### Set exercise a
Can you retype lines from the records, starting at the line that contains "list-item: ■ ein Fortschrittsbalken" and stopping after the line that contains "83, 552, 281]"?

### Supplied passage

May 21, 2013

Mahler: Symphony No. 1 (HDCD review)

Christoph Eschenbach, Houston Symphony Orchestra. HDTT HDCD283.

The folks at HDTT (High Definition Tape Transfers) usually take recordings that are either out of the catalogue or out of copyright and transfer them to CD from commercial tapes or vinyl discs in audiophile sound. This time they did something slightly different, taking 16-bit Betamax master tape and converting and processing it for compact disc. The results are up to HDTT’s typically high sonic standards, and the performance by Maestro Christoph Eschenbach and the Houston Symphony, heretofore commercially unreleased, is quite good.

Gustav Mahler wrote the Symphony No. 1 in D major in 1888, premiering it in 1889, calling it at first a symphonic poem rather than a symphony and temporarily, at least, giving it the nickname “Titan.” Within a few years, however, he revised it to the four-movement piece we have today and dropped the “Titan” designation. The work’s popularity soared at the beginning of the stereo age, along with that of the Fourth Symphony, possibly because the composer scored the First for a very large orchestra, and with its soaring melodies, enormous impact, and dramatic contrasts it makes a spectacular impression on the listener. Plus, the First and Fourth are Mahler’s shortest symphonies, making them ideal for home listening.

### Given data
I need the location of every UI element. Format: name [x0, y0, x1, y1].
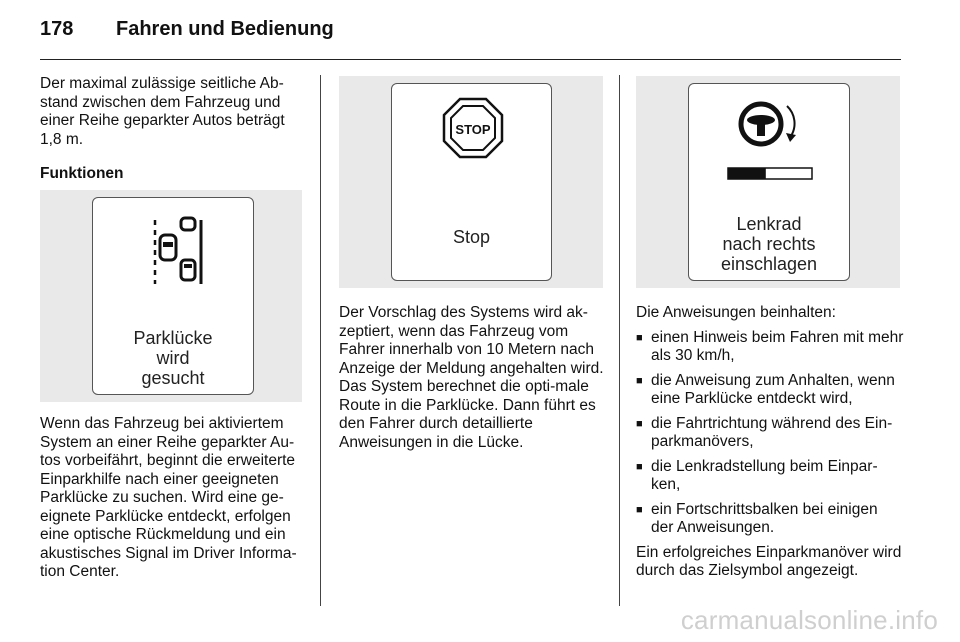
list-item: ■ ein Fortschrittsbalken bei einigen der Anweisungen.	[636, 501, 904, 538]
panel-line: nach rechts	[722, 234, 816, 254]
column-2-body	[339, 304, 607, 452]
page-header	[40, 18, 334, 41]
panel-line: einschlagen	[720, 254, 818, 274]
column-divider-1	[320, 75, 321, 606]
header-rule	[40, 59, 901, 60]
watermark: carmanualsonline.info	[680, 605, 938, 635]
stop-sign-icon	[392, 84, 553, 282]
panel-line: gesucht	[141, 368, 205, 388]
panel-line: wird	[156, 348, 190, 368]
car-icon	[160, 235, 176, 260]
outro-paragraph: Ein erfolgreiches Einparkmanöver wird durch das Zielsymbol angezeigt.	[636, 543, 902, 579]
arrow-clockwise-icon	[786, 106, 796, 142]
list-item: ■ die Lenkradstellung beim Einpar-ken,	[636, 458, 904, 495]
list-intro: Die Anweisungen beinhalten:	[636, 304, 836, 321]
body-paragraph: Der Vorschlag des Systems wird ak-zeptiert, wenn das Fahrzeug vom Fahrer innerhalb von 10 Metern nach Anzeige der Meldung angehalten wird. Das System berechnet die opti-male Route in die Parklücke. Dann führt es den Fahrer durch detaillierte Anweisungen in die Lücke.	[339, 304, 604, 451]
panel-text-parking-search	[93, 328, 253, 388]
list-item: ■ die Fahrtrichtung während des Ein-parkmanövers,	[636, 415, 904, 452]
display-panel-steering	[688, 83, 850, 281]
display-panel-stop	[391, 83, 552, 281]
panel-line: Lenkrad	[736, 214, 802, 234]
panel-text-stop: Stop	[452, 227, 491, 247]
panel-line: Parklücke	[133, 328, 213, 348]
column-divider-2	[619, 75, 620, 606]
body-paragraph: Wenn das Fahrzeug bei aktiviertem System an einer Reihe geparkter Au-tos vorbeifährt, beginnt die erweiterte Einparkhilfe nach einer geeigneten Parklücke zu suchen. Wird eine ge-eignete Parklücke entdeckt, erfolgen eine optische Rückmeldung und ein akustisches Signal im Driver Informa-tion Center.	[40, 415, 297, 580]
list-item: ■ einen Hinweis beim Fahren mit mehr als 30 km/h,	[636, 329, 904, 366]
parked-car-icon	[181, 218, 195, 280]
section-title: Funktionen	[40, 165, 124, 182]
column-1	[40, 75, 308, 184]
page-number: 178	[40, 18, 74, 40]
stop-sign-text: STOP	[455, 122, 491, 137]
steering-wheel-icon	[741, 104, 781, 144]
instruction-list	[636, 329, 904, 538]
panel-text-steering	[689, 214, 849, 274]
column-3-body	[636, 304, 904, 581]
column-1-body	[40, 415, 308, 582]
display-panel-parking-search	[92, 197, 254, 395]
progress-bar-fill	[728, 168, 766, 179]
intro-paragraph: Der maximal zulässige seitliche Ab-stand zwischen dem Fahrzeug und einer Reihe geparkter Autos beträgt 1,8 m.	[40, 75, 285, 148]
list-item: ■ die Anweisung zum Anhalten, wenn eine Parklücke entdeckt wird,	[636, 372, 904, 409]
page-title: Fahren und Bedienung	[116, 18, 334, 40]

### Set exercise b
Answer these questions about the Mahler review:
(i) What kind of master tape did HDTT convert and process for this compact disc?
(ii) In what year did the Symphony No. 1 premiere?
(iii) Which nickname did Mahler later drop from the work?

### Task result a
list-item: ■ ein Fortschrittsbalken bei einigen der Anweisungen.	[636, 501, 904, 538]
panel-line: nach rechts	[722, 234, 816, 254]
column-2-body	[339, 304, 607, 452]
page-header	[40, 18, 334, 41]
panel-line: einschlagen	[720, 254, 818, 274]
column-divider-1	[320, 75, 321, 606]
header-rule	[40, 59, 901, 60]
watermark: carmanualsonline.info	[680, 605, 938, 635]
stop-sign-icon	[392, 84, 553, 282]
panel-line: gesucht	[141, 368, 205, 388]
panel-line: wird	[156, 348, 190, 368]
car-icon	[160, 235, 176, 260]
outro-paragraph: Ein erfolgreiches Einparkmanöver wird durch das Zielsymbol angezeigt.	[636, 543, 902, 579]
arrow-clockwise-icon	[786, 106, 796, 142]
list-item: ■ die Lenkradstellung beim Einpar-ken,	[636, 458, 904, 495]
list-intro: Die Anweisungen beinhalten:	[636, 304, 836, 321]
body-paragraph: Der Vorschlag des Systems wird ak-zeptiert, wenn das Fahrzeug vom Fahrer innerhalb von 10 Metern nach Anzeige der Meldung angehalten wird. Das System berechnet die opti-male Route in die Parklücke. Dann führt es den Fahrer durch detaillierte Anweisungen in die Lücke.	[339, 304, 604, 451]
panel-text-parking-search	[93, 328, 253, 388]
list-item: ■ die Fahrtrichtung während des Ein-parkmanövers,	[636, 415, 904, 452]
display-panel-steering	[688, 83, 850, 281]
display-panel-stop	[391, 83, 552, 281]

### Task result b
(i) A 16-bit Betamax master tape.
(ii) 1889.
(iii) "Titan."